* Given request:
The records underneath are to be repeated exactly, with the pictures left out.

* Data provided:
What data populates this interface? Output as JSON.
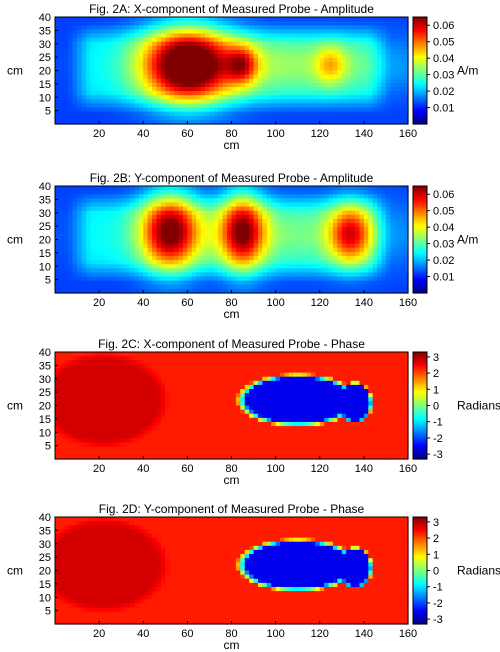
{
  "chart_data": [
    {
      "type": "heatmap",
      "title": "Fig. 2A: X-component of Measured Probe - Amplitude",
      "xlabel": "cm",
      "ylabel": "cm",
      "xlim": [
        0,
        160
      ],
      "ylim": [
        0,
        40
      ],
      "xticks": [
        "20",
        "40",
        "60",
        "80",
        "100",
        "120",
        "140",
        "160"
      ],
      "yticks": [
        "5",
        "10",
        "15",
        "20",
        "25",
        "30",
        "35",
        "40"
      ],
      "colorbar": {
        "label": "A/m",
        "ticks": [
          "0.01",
          "0.02",
          "0.03",
          "0.04",
          "0.05",
          "0.06"
        ],
        "range": [
          0,
          0.065
        ],
        "colormap": "jet"
      },
      "field": {
        "base": 0.012,
        "plateau": {
          "x": [
            6,
            152
          ],
          "y": [
            4,
            38
          ],
          "value": 0.022
        },
        "bumps": [
          {
            "x": 60,
            "y": 22,
            "sx": 14,
            "sy": 10,
            "amp": 0.05
          },
          {
            "x": 85,
            "y": 22,
            "sx": 5,
            "sy": 5,
            "amp": 0.022
          },
          {
            "x": 125,
            "y": 22,
            "sx": 5,
            "sy": 5,
            "amp": 0.014
          },
          {
            "x": 105,
            "y": 22,
            "sx": 44,
            "sy": 8,
            "amp": 0.012
          }
        ]
      }
    },
    {
      "type": "heatmap",
      "title": "Fig. 2B: Y-component of Measured Probe - Amplitude",
      "xlabel": "cm",
      "ylabel": "cm",
      "xlim": [
        0,
        160
      ],
      "ylim": [
        0,
        40
      ],
      "xticks": [
        "20",
        "40",
        "60",
        "80",
        "100",
        "120",
        "140",
        "160"
      ],
      "yticks": [
        "5",
        "10",
        "15",
        "20",
        "25",
        "30",
        "35",
        "40"
      ],
      "colorbar": {
        "label": "A/m",
        "ticks": [
          "0.01",
          "0.02",
          "0.03",
          "0.04",
          "0.05",
          "0.06"
        ],
        "range": [
          0,
          0.065
        ],
        "colormap": "jet"
      },
      "field": {
        "base": 0.012,
        "plateau": {
          "x": [
            6,
            152
          ],
          "y": [
            4,
            38
          ],
          "value": 0.022
        },
        "bumps": [
          {
            "x": 52,
            "y": 23,
            "sx": 9,
            "sy": 10,
            "amp": 0.04
          },
          {
            "x": 85,
            "y": 23,
            "sx": 7,
            "sy": 10,
            "amp": 0.036
          },
          {
            "x": 134,
            "y": 22,
            "sx": 7,
            "sy": 8,
            "amp": 0.03
          },
          {
            "x": 100,
            "y": 22,
            "sx": 50,
            "sy": 9,
            "amp": 0.01
          }
        ]
      }
    },
    {
      "type": "heatmap",
      "title": "Fig. 2C: X-component of Measured Probe - Phase",
      "xlabel": "cm",
      "ylabel": "cm",
      "xlim": [
        0,
        160
      ],
      "ylim": [
        0,
        40
      ],
      "xticks": [
        "20",
        "40",
        "60",
        "80",
        "100",
        "120",
        "140",
        "160"
      ],
      "yticks": [
        "5",
        "10",
        "15",
        "20",
        "25",
        "30",
        "35",
        "40"
      ],
      "colorbar": {
        "label": "Radians",
        "ticks": [
          "3",
          "2",
          "1",
          "0",
          "-1",
          "-2",
          "-3"
        ],
        "range": [
          -3.3,
          3.3
        ],
        "colormap": "jet"
      },
      "field": {
        "background": 2.3,
        "regions": [
          {
            "shape": "ellipse",
            "x": 22,
            "y": 22,
            "rx": 30,
            "ry": 18,
            "value": 2.75
          },
          {
            "shape": "ellipse",
            "x": 110,
            "y": 22,
            "rx": 28,
            "ry": 10,
            "value": -2.6
          },
          {
            "shape": "ellipse",
            "x": 136,
            "y": 21,
            "rx": 8,
            "ry": 8,
            "value": -2.6
          }
        ]
      }
    },
    {
      "type": "heatmap",
      "title": "Fig. 2D: Y-component of Measured Probe - Phase",
      "xlabel": "cm",
      "ylabel": "cm",
      "xlim": [
        0,
        160
      ],
      "ylim": [
        0,
        40
      ],
      "xticks": [
        "20",
        "40",
        "60",
        "80",
        "100",
        "120",
        "140",
        "160"
      ],
      "yticks": [
        "5",
        "10",
        "15",
        "20",
        "25",
        "30",
        "35",
        "40"
      ],
      "colorbar": {
        "label": "Radians",
        "ticks": [
          "3",
          "2",
          "1",
          "0",
          "-1",
          "-2",
          "-3"
        ],
        "range": [
          -3.3,
          3.3
        ],
        "colormap": "jet"
      },
      "field": {
        "background": 2.3,
        "regions": [
          {
            "shape": "ellipse",
            "x": 22,
            "y": 22,
            "rx": 30,
            "ry": 18,
            "value": 2.75
          },
          {
            "shape": "ellipse",
            "x": 110,
            "y": 22,
            "rx": 28,
            "ry": 10,
            "value": -2.6
          },
          {
            "shape": "ellipse",
            "x": 136,
            "y": 21,
            "rx": 8,
            "ry": 8,
            "value": -2.6
          }
        ]
      }
    }
  ]
}
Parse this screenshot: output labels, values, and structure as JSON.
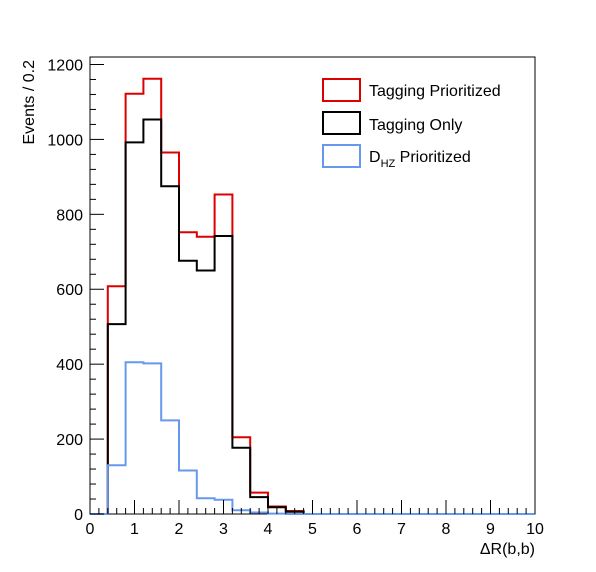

* Output for this exercise:
What data populates this interface? Output as JSON.
{
  "chart_data": [
    {
      "type": "heatmap",
      "title": "Fig. 2A: X-component of Measured Probe - Amplitude",
      "xlabel": "cm",
      "ylabel": "cm",
      "xlim": [
        0,
        160
      ],
      "ylim": [
        0,
        40
      ],
      "xticks": [
        "20",
        "40",
        "60",
        "80",
        "100",
        "120",
        "140",
        "160"
      ],
      "yticks": [
        "5",
        "10",
        "15",
        "20",
        "25",
        "30",
        "35",
        "40"
      ],
      "colorbar": {
        "label": "A/m",
        "ticks": [
          "0.01",
          "0.02",
          "0.03",
          "0.04",
          "0.05",
          "0.06"
        ],
        "range": [
          0,
          0.065
        ],
        "colormap": "jet"
      },
      "field": {
        "base": 0.012,
        "plateau": {
          "x": [
            6,
            152
          ],
          "y": [
            4,
            38
          ],
          "value": 0.022
        },
        "bumps": [
          {
            "x": 60,
            "y": 22,
            "sx": 14,
            "sy": 10,
            "amp": 0.05
          },
          {
            "x": 85,
            "y": 22,
            "sx": 5,
            "sy": 5,
            "amp": 0.022
          },
          {
            "x": 125,
            "y": 22,
            "sx": 5,
            "sy": 5,
            "amp": 0.014
          },
          {
            "x": 105,
            "y": 22,
            "sx": 44,
            "sy": 8,
            "amp": 0.012
          }
        ]
      }
    },
    {
      "type": "heatmap",
      "title": "Fig. 2B: Y-component of Measured Probe - Amplitude",
      "xlabel": "cm",
      "ylabel": "cm",
      "xlim": [
        0,
        160
      ],
      "ylim": [
        0,
        40
      ],
      "xticks": [
        "20",
        "40",
        "60",
        "80",
        "100",
        "120",
        "140",
        "160"
      ],
      "yticks": [
        "5",
        "10",
        "15",
        "20",
        "25",
        "30",
        "35",
        "40"
      ],
      "colorbar": {
        "label": "A/m",
        "ticks": [
          "0.01",
          "0.02",
          "0.03",
          "0.04",
          "0.05",
          "0.06"
        ],
        "range": [
          0,
          0.065
        ],
        "colormap": "jet"
      },
      "field": {
        "base": 0.012,
        "plateau": {
          "x": [
            6,
            152
          ],
          "y": [
            4,
            38
          ],
          "value": 0.022
        },
        "bumps": [
          {
            "x": 52,
            "y": 23,
            "sx": 9,
            "sy": 10,
            "amp": 0.04
          },
          {
            "x": 85,
            "y": 23,
            "sx": 7,
            "sy": 10,
            "amp": 0.036
          },
          {
            "x": 134,
            "y": 22,
            "sx": 7,
            "sy": 8,
            "amp": 0.03
          },
          {
            "x": 100,
            "y": 22,
            "sx": 50,
            "sy": 9,
            "amp": 0.01
          }
        ]
      }
    },
    {
      "type": "heatmap",
      "title": "Fig. 2C: X-component of Measured Probe - Phase",
      "xlabel": "cm",
      "ylabel": "cm",
      "xlim": [
        0,
        160
      ],
      "ylim": [
        0,
        40
      ],
      "xticks": [
        "20",
        "40",
        "60",
        "80",
        "100",
        "120",
        "140",
        "160"
      ],
      "yticks": [
        "5",
        "10",
        "15",
        "20",
        "25",
        "30",
        "35",
        "40"
      ],
      "colorbar": {
        "label": "Radians",
        "ticks": [
          "3",
          "2",
          "1",
          "0",
          "-1",
          "-2",
          "-3"
        ],
        "range": [
          -3.3,
          3.3
        ],
        "colormap": "jet"
      },
      "field": {
        "background": 2.3,
        "regions": [
          {
            "shape": "ellipse",
            "x": 22,
            "y": 22,
            "rx": 30,
            "ry": 18,
            "value": 2.75
          },
          {
            "shape": "ellipse",
            "x": 110,
            "y": 22,
            "rx": 28,
            "ry": 10,
            "value": -2.6
          },
          {
            "shape": "ellipse",
            "x": 136,
            "y": 21,
            "rx": 8,
            "ry": 8,
            "value": -2.6
          }
        ]
      }
    },
    {
      "type": "heatmap",
      "title": "Fig. 2D: Y-component of Measured Probe - Phase",
      "xlabel": "cm",
      "ylabel": "cm",
      "xlim": [
        0,
        160
      ],
      "ylim": [
        0,
        40
      ],
      "xticks": [
        "20",
        "40",
        "60",
        "80",
        "100",
        "120",
        "140",
        "160"
      ],
      "yticks": [
        "5",
        "10",
        "15",
        "20",
        "25",
        "30",
        "35",
        "40"
      ],
      "colorbar": {
        "label": "Radians",
        "ticks": [
          "3",
          "2",
          "1",
          "0",
          "-1",
          "-2",
          "-3"
        ],
        "range": [
          -3.3,
          3.3
        ],
        "colormap": "jet"
      },
      "field": {
        "background": 2.3,
        "regions": [
          {
            "shape": "ellipse",
            "x": 22,
            "y": 22,
            "rx": 30,
            "ry": 18,
            "value": 2.75
          },
          {
            "shape": "ellipse",
            "x": 110,
            "y": 22,
            "rx": 28,
            "ry": 10,
            "value": -2.6
          },
          {
            "shape": "ellipse",
            "x": 136,
            "y": 21,
            "rx": 8,
            "ry": 8,
            "value": -2.6
          }
        ]
      }
    }
  ]
}
Parse this screenshot: output labels, values, and structure as JSON.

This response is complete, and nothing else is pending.